* **WHAT IS REQUIRED**:
Set down all of the data exactly as it appears.

[START WORKING DATA]

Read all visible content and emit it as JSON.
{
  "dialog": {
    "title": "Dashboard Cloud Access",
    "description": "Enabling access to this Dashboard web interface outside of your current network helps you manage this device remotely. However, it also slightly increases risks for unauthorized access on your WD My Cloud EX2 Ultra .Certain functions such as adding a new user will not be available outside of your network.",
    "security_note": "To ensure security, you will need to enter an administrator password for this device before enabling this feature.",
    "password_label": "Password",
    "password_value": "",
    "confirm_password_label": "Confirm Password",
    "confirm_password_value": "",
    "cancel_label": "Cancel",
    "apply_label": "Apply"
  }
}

[END WORKING DATA]

* **TASK RESULT**:
Read all visible content and emit it as JSON.
{
  "dialog": {
    "title": "Dashboard Cloud Access",
    "description": "Enabling access to this Dashboard web interface outside of your current network helps you manage this device remotely. However, it also slightly increases risks for unauthorized access on your WD My Cloud EX2 Ultra .Certain functions such as adding a new user will not be available outside of your network.",
    "security_note": "To ensure security, you will need to enter an administrator password for this device before enabling this feature.",
    "password_label": "Password",
    "password_value": "",
    "confirm_password_label": "Confirm Password",
    "confirm_password_value": "",
    "cancel_label": "Cancel",
    "apply_label": "Apply"
  }
}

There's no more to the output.